- Selected excerpt -
______

Skip to content

Latest commit

 

History

History
56 lines (35 loc) · 2.23 KB

File metadata and controls

56 lines (35 loc) · 2.23 KB

Keyphrase Generation with Transformer

This repo contains the source code for keyphrase generation with Transformer architecture. Based on the paper entitled "Keyphrase Generation with Cross-Document Attention". Our implementation is built on the source code from OpenNMT-kpg-release and OpenNMT-py.

CDKGen is a Transformer-based keyphrase generator, which expands the Transformer to global attention with cross-document attention networks to incorporate available documents as references so as to generate better keyphrases with the guidance of topic information. On top of the proposed Transformer + cross-document attention architecture, we also adopt a copy mechanism to enhance our model via selecting appropriate words from documents to deal with out-of-vocabulary words in keyphrases. The structure of CDKGen is illustrated in the figure below.

______

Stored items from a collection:
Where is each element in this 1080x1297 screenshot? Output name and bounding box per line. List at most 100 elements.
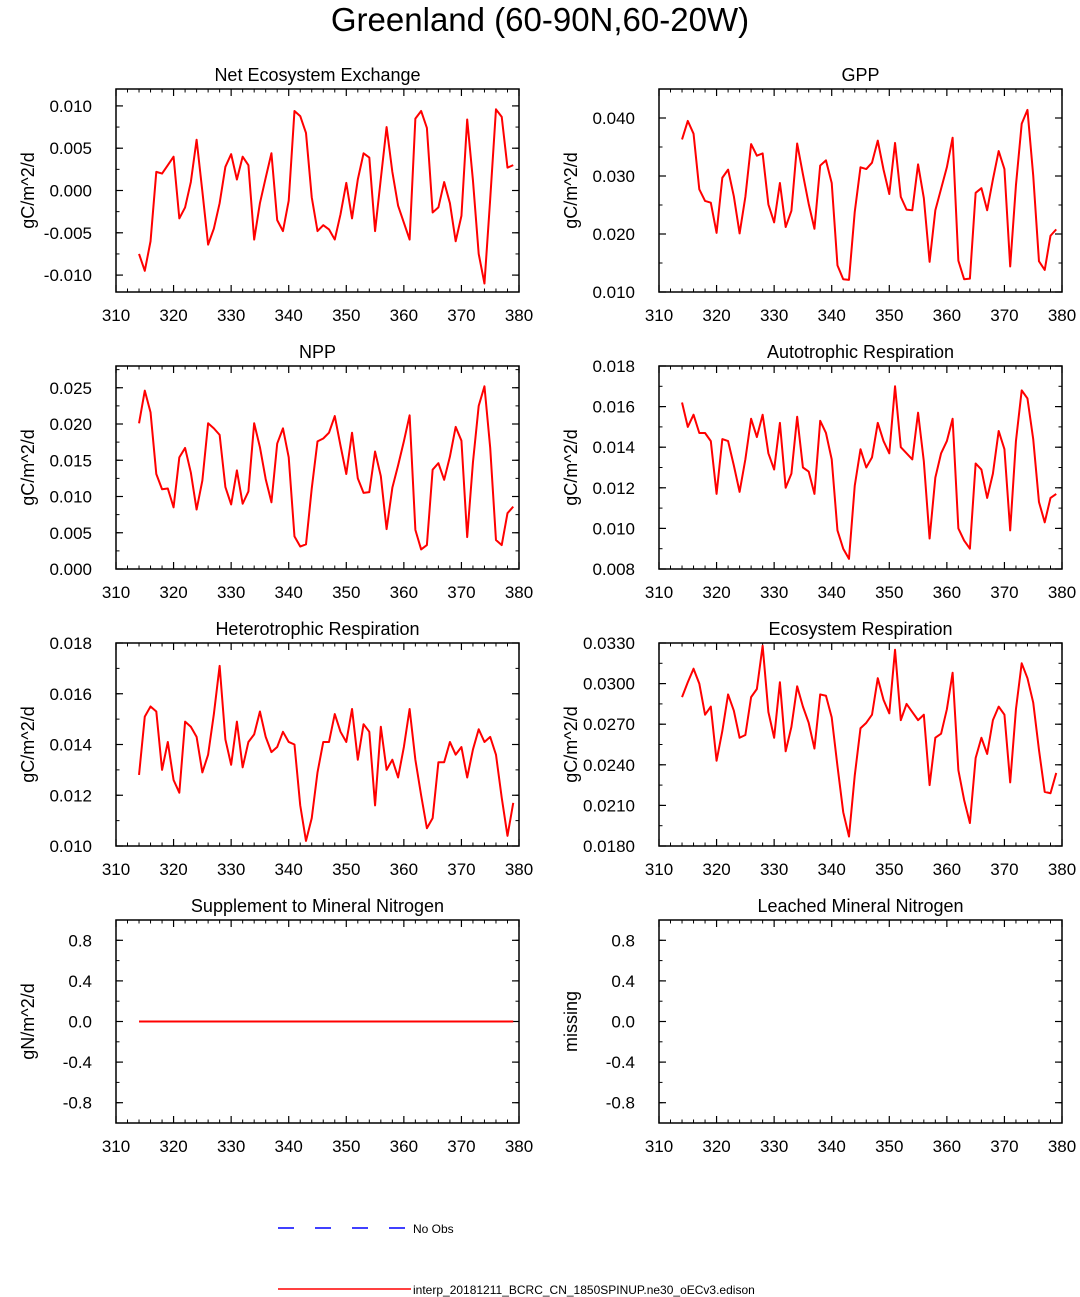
x-tick-label: 380: [505, 860, 533, 879]
plot-frame: [115, 919, 520, 1124]
y-axis-label: gC/m^2/d: [18, 429, 38, 505]
y-tick-label: 0.005: [49, 139, 92, 158]
y-tick-label: 0.010: [49, 97, 92, 116]
x-tick-label: 370: [990, 583, 1018, 602]
x-tick-label: 350: [875, 583, 903, 602]
y-tick-label: 0.010: [49, 488, 92, 507]
series-line: [138, 108, 514, 285]
chart-panel-6: Ecosystem Respiration gC/m^2/d 310 320 330 34…: [561, 619, 1076, 879]
legend-model-label: interp_20181211_BCRC_CN_1850SPINUP.ne30_…: [413, 1283, 755, 1297]
y-tick-label: 0.025: [49, 379, 92, 398]
x-tick-label: 330: [760, 306, 788, 325]
x-tick-label: 350: [875, 1137, 903, 1156]
y-tick-label: 0.0270: [583, 715, 635, 734]
y-axis-label: gC/m^2/d: [561, 152, 581, 228]
y-tick-label: 0.0180: [583, 837, 635, 856]
x-tick-label: 330: [760, 1137, 788, 1156]
x-tick-label: 340: [818, 306, 846, 325]
chart-panel-7: Supplement to Mineral Nitrogen gN/m^2/d 31…: [18, 896, 533, 1156]
y-tick-label: 0.016: [592, 398, 635, 417]
y-tick-label: 0.4: [68, 972, 92, 991]
x-tick-label: 350: [875, 860, 903, 879]
plot-frame: [115, 642, 520, 847]
x-tick-label: 340: [275, 860, 303, 879]
y-tick-label: 0.010: [592, 283, 635, 302]
plot-frame: [115, 365, 520, 570]
y-tick-label: 0.010: [592, 519, 635, 538]
x-tick-label: 320: [159, 306, 187, 325]
y-tick-label: 0.015: [49, 451, 92, 470]
chart-title: Supplement to Mineral Nitrogen: [191, 896, 444, 916]
x-tick-label: 360: [933, 583, 961, 602]
series-line: [681, 108, 1057, 281]
series-line: [681, 644, 1058, 838]
y-axis-label: gC/m^2/d: [561, 429, 581, 505]
y-tick-label: 0.000: [49, 182, 92, 201]
y-tick-label: 0.030: [592, 167, 635, 186]
x-tick-label: 310: [645, 1137, 673, 1156]
x-tick-label: 370: [447, 583, 475, 602]
chart-panel-3: NPP gC/m^2/d 310 320 330 340 350 360 370 380 0.000…: [18, 342, 533, 602]
plot-frame: [115, 88, 520, 293]
y-tick-label: 0.4: [611, 972, 635, 991]
x-tick-label: 340: [818, 860, 846, 879]
y-tick-label: 0.020: [592, 225, 635, 244]
x-tick-label: 350: [332, 860, 360, 879]
chart-title: Autotrophic Respiration: [767, 342, 954, 362]
x-tick-label: 370: [990, 860, 1018, 879]
x-tick-label: 350: [332, 583, 360, 602]
chart-title: Net Ecosystem Exchange: [214, 65, 420, 85]
x-tick-label: 320: [159, 1137, 187, 1156]
y-tick-label: 0.012: [49, 786, 92, 805]
y-tick-label: 0.018: [592, 357, 635, 376]
x-tick-label: 360: [933, 860, 961, 879]
x-tick-label: 360: [390, 306, 418, 325]
x-tick-label: 310: [645, 583, 673, 602]
x-tick-label: 340: [275, 583, 303, 602]
y-tick-label: 0.040: [592, 109, 635, 128]
y-tick-label: -0.010: [44, 266, 92, 285]
chart-title: NPP: [299, 342, 336, 362]
x-tick-label: 370: [447, 306, 475, 325]
page-title: Greenland (60-90N,60-20W): [330, 1, 750, 38]
plot-frame: [658, 88, 1063, 293]
y-tick-label: -0.005: [44, 224, 92, 243]
x-tick-label: 350: [332, 1137, 360, 1156]
x-tick-label: 310: [102, 1137, 130, 1156]
y-tick-label: -0.4: [606, 1053, 635, 1072]
y-tick-label: 0.010: [49, 837, 92, 856]
y-tick-label: 0.0: [68, 1013, 92, 1032]
chart-title: Heterotrophic Respiration: [215, 619, 419, 639]
x-tick-label: 380: [505, 583, 533, 602]
chart-title: Ecosystem Respiration: [768, 619, 952, 639]
y-tick-label: 0.012: [592, 479, 635, 498]
x-tick-label: 360: [390, 1137, 418, 1156]
x-tick-label: 330: [217, 583, 245, 602]
plot-frame: [658, 365, 1063, 570]
chart-panel-5: Heterotrophic Respiration gC/m^2/d 310 320 3…: [18, 619, 533, 879]
x-tick-label: 310: [645, 860, 673, 879]
x-tick-label: 360: [933, 1137, 961, 1156]
x-tick-label: 360: [390, 583, 418, 602]
series-line: [138, 385, 514, 551]
y-tick-label: 0.018: [49, 634, 92, 653]
x-tick-label: 310: [645, 306, 673, 325]
y-tick-label: 0.0: [611, 1013, 635, 1032]
y-tick-label: 0.0300: [583, 675, 635, 694]
y-tick-label: 0.0330: [583, 634, 635, 653]
x-tick-label: 360: [390, 860, 418, 879]
y-tick-label: -0.8: [63, 1094, 92, 1113]
y-tick-label: 0.014: [592, 438, 635, 457]
chart-panel-1: Net Ecosystem Exchange gC/m^2/d 310 320 330 3…: [18, 65, 533, 325]
x-tick-label: 330: [217, 1137, 245, 1156]
x-tick-label: 330: [217, 306, 245, 325]
x-tick-label: 380: [505, 1137, 533, 1156]
x-tick-label: 320: [702, 1137, 730, 1156]
x-tick-label: 310: [102, 583, 130, 602]
x-tick-label: 380: [1048, 583, 1076, 602]
y-tick-label: 0.016: [49, 685, 92, 704]
x-tick-label: 320: [159, 583, 187, 602]
y-tick-label: 0.0210: [583, 796, 635, 815]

______

- The tasks -
- 1) List every distinct hyphenated term in the keyphrase generation page, treating forms that differ only in capitalization as one term.
- 2) Please reproduce the keyphrase generation page from "This repo contains" to "OpenNMT-kpg-release and OpenNMT-py.".
These items have no connection to the keyphrase generation page.

- Answers to the exercise -
- 1)
cross-document
OpenNMT-kpg-release
OpenNMT-py
Transformer-based
out-of-vocabulary

- 2)
This repo contains the source code for keyphrase generation with Transformer architecture. Based on the paper entitled "Keyphrase Generation with Cross-Document Attention". Our implementation is built on the source code from OpenNMT-kpg-release and OpenNMT-py.